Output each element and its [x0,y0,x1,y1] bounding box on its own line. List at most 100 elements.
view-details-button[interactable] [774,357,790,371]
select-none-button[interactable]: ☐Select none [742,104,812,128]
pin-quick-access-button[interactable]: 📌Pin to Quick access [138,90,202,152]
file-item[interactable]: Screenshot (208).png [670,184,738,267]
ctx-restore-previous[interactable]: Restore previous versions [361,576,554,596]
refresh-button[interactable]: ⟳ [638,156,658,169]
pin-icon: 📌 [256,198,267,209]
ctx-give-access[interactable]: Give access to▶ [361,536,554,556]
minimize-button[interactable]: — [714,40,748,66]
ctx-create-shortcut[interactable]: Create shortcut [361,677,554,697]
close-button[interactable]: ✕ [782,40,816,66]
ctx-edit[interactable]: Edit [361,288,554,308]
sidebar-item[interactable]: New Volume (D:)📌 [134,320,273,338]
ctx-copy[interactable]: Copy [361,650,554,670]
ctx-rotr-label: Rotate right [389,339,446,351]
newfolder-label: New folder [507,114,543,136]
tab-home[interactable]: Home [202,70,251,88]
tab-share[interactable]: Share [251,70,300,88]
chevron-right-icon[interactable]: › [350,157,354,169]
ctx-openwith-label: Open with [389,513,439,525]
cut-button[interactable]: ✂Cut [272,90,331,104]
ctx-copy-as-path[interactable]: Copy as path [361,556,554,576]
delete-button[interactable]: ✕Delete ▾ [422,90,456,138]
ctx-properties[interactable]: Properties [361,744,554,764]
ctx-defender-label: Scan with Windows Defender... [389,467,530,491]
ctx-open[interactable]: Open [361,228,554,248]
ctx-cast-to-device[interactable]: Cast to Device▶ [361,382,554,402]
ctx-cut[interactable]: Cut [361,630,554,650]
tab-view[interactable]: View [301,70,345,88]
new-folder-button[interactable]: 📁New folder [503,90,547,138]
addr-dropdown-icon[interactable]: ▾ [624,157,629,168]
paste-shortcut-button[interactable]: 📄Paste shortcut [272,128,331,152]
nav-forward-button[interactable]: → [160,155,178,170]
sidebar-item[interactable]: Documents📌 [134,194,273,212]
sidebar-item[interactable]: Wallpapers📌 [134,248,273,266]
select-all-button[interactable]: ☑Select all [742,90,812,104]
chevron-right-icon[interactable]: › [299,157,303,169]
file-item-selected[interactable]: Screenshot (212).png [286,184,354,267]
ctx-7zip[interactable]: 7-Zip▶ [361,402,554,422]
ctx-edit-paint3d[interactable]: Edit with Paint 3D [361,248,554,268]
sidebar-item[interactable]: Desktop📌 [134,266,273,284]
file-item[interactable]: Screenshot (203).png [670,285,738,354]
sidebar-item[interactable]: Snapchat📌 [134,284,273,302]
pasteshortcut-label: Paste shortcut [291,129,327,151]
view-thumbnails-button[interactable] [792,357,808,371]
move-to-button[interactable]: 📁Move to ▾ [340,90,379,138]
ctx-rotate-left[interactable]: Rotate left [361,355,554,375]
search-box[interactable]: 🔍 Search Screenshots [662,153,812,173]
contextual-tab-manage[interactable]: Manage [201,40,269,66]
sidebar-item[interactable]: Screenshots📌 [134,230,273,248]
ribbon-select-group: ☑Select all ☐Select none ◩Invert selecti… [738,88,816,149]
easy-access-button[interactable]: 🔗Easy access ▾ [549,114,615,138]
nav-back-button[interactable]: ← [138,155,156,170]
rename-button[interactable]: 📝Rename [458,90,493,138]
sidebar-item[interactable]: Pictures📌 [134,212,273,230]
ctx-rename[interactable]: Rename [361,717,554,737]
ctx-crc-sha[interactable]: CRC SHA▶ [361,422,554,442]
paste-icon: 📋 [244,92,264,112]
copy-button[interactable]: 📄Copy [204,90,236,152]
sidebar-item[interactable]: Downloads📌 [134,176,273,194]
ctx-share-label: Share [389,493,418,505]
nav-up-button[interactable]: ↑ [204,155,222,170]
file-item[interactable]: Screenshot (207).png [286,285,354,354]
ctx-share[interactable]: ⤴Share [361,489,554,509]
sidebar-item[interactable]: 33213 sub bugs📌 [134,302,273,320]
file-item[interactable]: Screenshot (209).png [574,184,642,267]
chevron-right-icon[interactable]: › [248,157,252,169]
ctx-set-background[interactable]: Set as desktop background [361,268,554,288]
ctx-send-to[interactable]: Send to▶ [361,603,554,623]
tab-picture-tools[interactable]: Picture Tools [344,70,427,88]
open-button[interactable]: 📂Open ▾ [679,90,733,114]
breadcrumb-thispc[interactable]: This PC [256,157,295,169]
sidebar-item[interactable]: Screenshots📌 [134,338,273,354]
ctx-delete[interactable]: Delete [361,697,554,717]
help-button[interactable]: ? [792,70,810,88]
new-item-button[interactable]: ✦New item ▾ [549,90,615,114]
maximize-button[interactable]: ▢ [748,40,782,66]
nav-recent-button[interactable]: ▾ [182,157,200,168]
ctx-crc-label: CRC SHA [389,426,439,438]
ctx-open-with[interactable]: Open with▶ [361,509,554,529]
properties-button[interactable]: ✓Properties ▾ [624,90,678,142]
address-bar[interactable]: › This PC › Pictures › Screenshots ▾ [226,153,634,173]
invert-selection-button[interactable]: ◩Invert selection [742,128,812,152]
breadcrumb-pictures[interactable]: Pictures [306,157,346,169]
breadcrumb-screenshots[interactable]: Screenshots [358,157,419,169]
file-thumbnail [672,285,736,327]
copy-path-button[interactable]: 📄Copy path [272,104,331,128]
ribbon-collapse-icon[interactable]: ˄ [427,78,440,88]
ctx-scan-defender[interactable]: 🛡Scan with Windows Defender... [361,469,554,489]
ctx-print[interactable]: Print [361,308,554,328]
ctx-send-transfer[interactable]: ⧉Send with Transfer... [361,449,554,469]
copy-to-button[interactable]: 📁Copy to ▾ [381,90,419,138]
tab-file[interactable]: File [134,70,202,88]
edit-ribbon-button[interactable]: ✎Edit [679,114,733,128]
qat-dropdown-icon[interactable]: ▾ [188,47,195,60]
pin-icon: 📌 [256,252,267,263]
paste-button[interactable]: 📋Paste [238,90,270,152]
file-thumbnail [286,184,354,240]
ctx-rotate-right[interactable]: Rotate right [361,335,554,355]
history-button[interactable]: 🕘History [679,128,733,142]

◇ ◇ ◇ ◇ ◇

TO BE DONE. Render the material above as a JSON list of strings, one string per line, leaving out any blank lines.

SOLUTION BELOW.
[
  "Output each element and its [x0,y0,x1,y1] bounding box on its own line. List at most 100 elements.",
  "view-details-button[interactable] [774,357,790,371]",
  "select-none-button[interactable]: ☐Select none [742,104,812,128]",
  "pin-quick-access-button[interactable]: 📌Pin to Quick access [138,90,202,152]",
  "file-item[interactable]: Screenshot (208).png [670,184,738,267]",
  "ctx-restore-previous[interactable]: Restore previous versions [361,576,554,596]",
  "refresh-button[interactable]: ⟳ [638,156,658,169]",
  "pin-icon: 📌 [256,198,267,209]",
  "ctx-give-access[interactable]: Give access to▶ [361,536,554,556]",
  "minimize-button[interactable]: — [714,40,748,66]",
  "ctx-create-shortcut[interactable]: Create shortcut [361,677,554,697]",
  "close-button[interactable]: ✕ [782,40,816,66]",
  "ctx-edit[interactable]: Edit [361,288,554,308]",
  "sidebar-item[interactable]: New Volume (D:)📌 [134,320,273,338]",
  "ctx-copy[interactable]: Copy [361,650,554,670]",
  "ctx-rotr-label: Rotate right [389,339,446,351]",
  "newfolder-label: New folder [507,114,543,136]",
  "tab-home[interactable]: Home [202,70,251,88]",
  "tab-share[interactable]: Share [251,70,300,88]",
  "chevron-right-icon[interactable]: › [350,157,354,169]",
  "ctx-openwith-label: Open with [389,513,439,525]",
  "cut-button[interactable]: ✂Cut [272,90,331,104]",
  "ctx-copy-as-path[interactable]: Copy as path [361,556,554,576]",
  "delete-button[interactable]: ✕Delete ▾ [422,90,456,138]",
  "ctx-properties[interactable]: Properties [361,744,554,764]",
  "ctx-defender-label: Scan with Windows Defender... [389,467,530,491]",
  "ctx-open[interactable]: Open [361,228,554,248]",
  "ctx-cast-to-device[interactable]: Cast to Device▶ [361,382,554,402]",
  "ctx-cut[interactable]: Cut [361,630,554,650]",
  "tab-view[interactable]: View [301,70,345,88]",
  "new-folder-button[interactable]: 📁New folder [503,90,547,138]",
  "addr-dropdown-icon[interactable]: ▾ [624,157,629,168]",
  "paste-shortcut-button[interactable]: 📄Paste shortcut [272,128,331,152]",
  "nav-forward-button[interactable]: → [160,155,178,170]",
  "sidebar-item[interactable]: Documents📌 [134,194,273,212]",
  "sidebar-item[interactable]: Wallpapers📌 [134,248,273,266]",
  "select-all-button[interactable]: ☑Select all [742,90,812,104]",
  "chevron-right-icon[interactable]: › [299,157,303,169]",
  "file-item-selected[interactable]: Screenshot (212).png [286,184,354,267]",
  "ctx-7zip[interactable]: 7-Zip▶ [361,402,554,422]",
  "ctx-edit-paint3d[interactable]: Edit with Paint 3D [361,248,554,268]",
  "sidebar-item[interactable]: Desktop📌 [134,266,273,284]",
  "file-item[interactable]: Screenshot (203).png [670,285,738,354]",
  "sidebar-item[interactable]: Snapchat📌 [134,284,273,302]",
  "pasteshortcut-label: Paste shortcut [291,129,327,151]",
  "view-thumbnails-button[interactable] [792,357,808,371]",
  "move-to-button[interactable]: 📁Move to ▾ [340,90,379,138]",
  "ctx-rotate-left[interactable]: Rotate left [361,355,554,375]",
  "search-box[interactable]: 🔍 Search Screenshots [662,153,812,173]",
  "contextual-tab-manage[interactable]: Manage [201,40,269,66]",
  "sidebar-item[interactable]: Screenshots📌 [134,230,273,248]",
  "ribbon-select-group: ☑Select all ☐Select none ◩Invert selecti… [738,88,816,149]",
  "easy-access-button[interactable]: 🔗Easy access ▾ [549,114,615,138]",
  "nav-back-button[interactable]: ← [138,155,156,170]",
  "rename-button[interactable]: 📝Rename [458,90,493,138]",
  "sidebar-item[interactable]: Pictures📌 [134,212,273,230]",
  "ctx-rename[interactable]: Rename [361,717,554,737]",
  "ctx-crc-sha[interactable]: CRC SHA▶ [361,422,554,442]",
  "paste-icon: 📋 [244,92,264,112]",
  "copy-button[interactable]: 📄Copy [204,90,236,152]",
  "sidebar-item[interactable]: Downloads📌 [134,176,273,194]",
  "ctx-share-label: Share [389,493,418,505]",
  "nav-up-button[interactable]: ↑ [204,155,222,170]",
  "file-item[interactable]: Screenshot (207).png [286,285,354,354]",
  "ctx-share[interactable]: ⤴Share [361,489,554,509]",
  "sidebar-item[interactable]: 33213 sub bugs📌 [134,302,273,320]",
  "file-item[interactable]: Screenshot (209).png [574,184,642,267]",
  "chevron-right-icon[interactable]: › [248,157,252,169]",
  "ctx-set-background[interactable]: Set as desktop background [361,268,554,288]",
  "ctx-send-to[interactable]: Send to▶ [361,603,554,623]",
  "tab-picture-tools[interactable]: Picture Tools [344,70,427,88]",
  "open-button[interactable]: 📂Open ▾ [679,90,733,114]",
  "breadcrumb-thispc[interactable]: This PC [256,157,295,169]",
  "sidebar-item[interactable]: Screenshots📌 [134,338,273,354]",
  "ctx-delete[interactable]: Delete [361,697,554,717]",
  "help-button[interactable]: ? [792,70,810,88]",
  "new-item-button[interactable]: ✦New item ▾ [549,90,615,114]",
  "maximize-button[interactable]: ▢ [748,40,782,66]",
  "nav-recent-button[interactable]: ▾ [182,157,200,168]",
  "ctx-crc-label: CRC SHA [389,426,439,438]",
  "ctx-open-with[interactable]: Open with▶ [361,509,554,529]",
  "properties-button[interactable]: ✓Properties ▾ [624,90,678,142]",
  "address-bar[interactable]: › This PC › Pictures › Screenshots ▾ [226,153,634,173]",
  "invert-selection-button[interactable]: ◩Invert selection [742,128,812,152]",
  "breadcrumb-pictures[interactable]: Pictures [306,157,346,169]",
  "breadcrumb-screenshots[interactable]: Screenshots [358,157,419,169]",
  "file-thumbnail [672,285,736,327]",
  "copy-path-button[interactable]: 📄Copy path [272,104,331,128]",
  "ribbon-collapse-icon[interactable]: ˄ [427,78,440,88]",
  "ctx-scan-defender[interactable]: 🛡Scan with Windows Defender... [361,469,554,489]",
  "ctx-print[interactable]: Print [361,308,554,328]",
  "ctx-send-transfer[interactable]: ⧉Send with Transfer... [361,449,554,469]",
  "copy-to-button[interactable]: 📁Copy to ▾ [381,90,419,138]",
  "tab-file[interactable]: File [134,70,202,88]",
  "edit-ribbon-button[interactable]: ✎Edit [679,114,733,128]",
  "qat-dropdown-icon[interactable]: ▾ [188,47,195,60]",
  "pin-icon: 📌 [256,252,267,263]",
  "paste-button[interactable]: 📋Paste [238,90,270,152]",
  "file-thumbnail [286,184,354,240]",
  "ctx-rotate-right[interactable]: Rotate right [361,335,554,355]",
  "history-button[interactable]: 🕘History [679,128,733,142]"
]